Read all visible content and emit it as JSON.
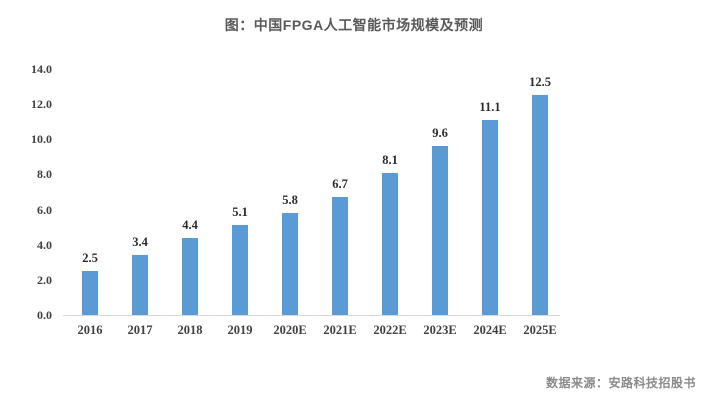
{
  "title": "图：中国FPGA人工智能市场规模及预测",
  "source": "数据来源：安路科技招股书",
  "chart_data": {
    "type": "bar",
    "title": "图：中国FPGA人工智能市场规模及预测",
    "categories": [
      "2016",
      "2017",
      "2018",
      "2019",
      "2020E",
      "2021E",
      "2022E",
      "2023E",
      "2024E",
      "2025E"
    ],
    "values": [
      2.5,
      3.4,
      4.4,
      5.1,
      5.8,
      6.7,
      8.1,
      9.6,
      11.1,
      12.5
    ],
    "xlabel": "",
    "ylabel": "",
    "ylim": [
      0,
      14
    ],
    "ytick_step": 2,
    "ytick_labels": [
      "0.0",
      "2.0",
      "4.0",
      "6.0",
      "8.0",
      "10.0",
      "12.0",
      "14.0"
    ],
    "grid": false,
    "legend": "none",
    "data_labels": true,
    "bar_color": "#5b9bd5",
    "axis_line_color": "#d9d9d9",
    "source_note": "数据来源：安路科技招股书"
  }
}
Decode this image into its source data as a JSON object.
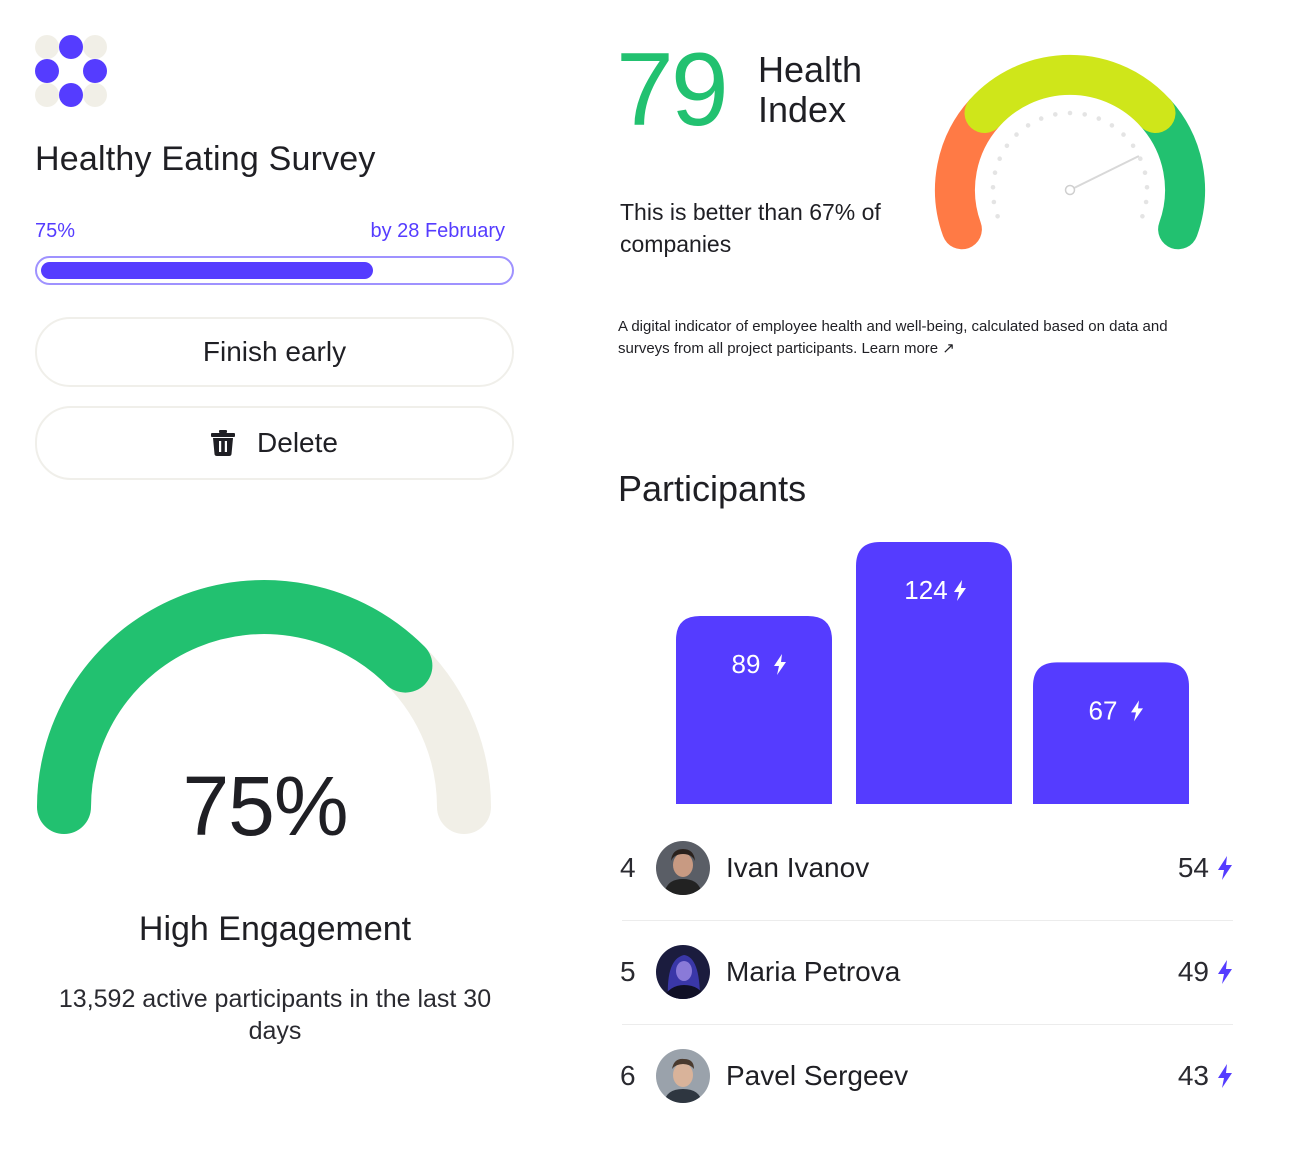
{
  "survey": {
    "title": "Healthy Eating Survey",
    "progress_label": "75%",
    "progress_value": 0.75,
    "deadline": "by 28 February",
    "finish_label": "Finish early",
    "delete_label": "Delete"
  },
  "engagement": {
    "percent_label": "75%",
    "percent_value": 0.75,
    "title": "High Engagement",
    "description": "13,592 active participants in the last 30 days"
  },
  "health_index": {
    "value": "79",
    "label": "Health Index",
    "comparison": "This is better than 67% of companies",
    "description": "A digital indicator of employee health and well-being, calculated based on data and surveys from all project participants.",
    "learn_more": "Learn more ↗",
    "gauge_value": 0.79
  },
  "participants": {
    "title": "Participants",
    "podium": [
      {
        "label": "89",
        "value": 89
      },
      {
        "label": "124",
        "value": 124
      },
      {
        "label": "67",
        "value": 67
      }
    ],
    "rows": [
      {
        "rank": "4",
        "name": "Ivan Ivanov",
        "score": "54"
      },
      {
        "rank": "5",
        "name": "Maria Petrova",
        "score": "49"
      },
      {
        "rank": "6",
        "name": "Pavel Sergeev",
        "score": "43"
      }
    ]
  },
  "colors": {
    "accent": "#553cff",
    "green": "#22c170",
    "orange": "#ff7a45",
    "lime": "#cfe61a",
    "track": "#f1efe7"
  }
}
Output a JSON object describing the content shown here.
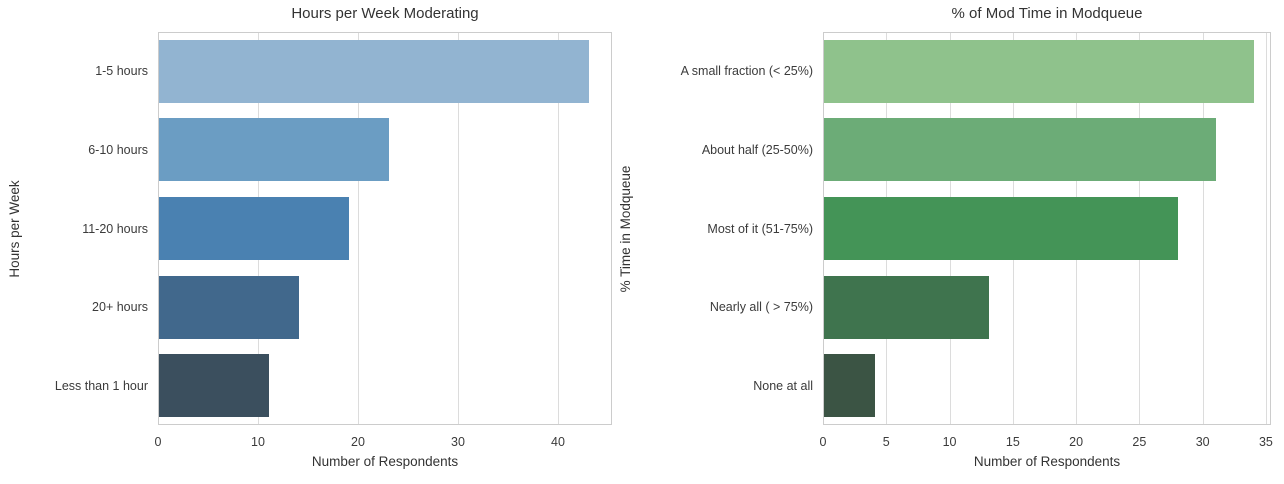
-------
SET TASK:
Show, from the material above, each line that includes the string "安路科技招股书".

EXERCISE SOLUTION:
  "source": "数据来源：安路科技招股书",
    "source_note": "数据来源：安路科技招股书"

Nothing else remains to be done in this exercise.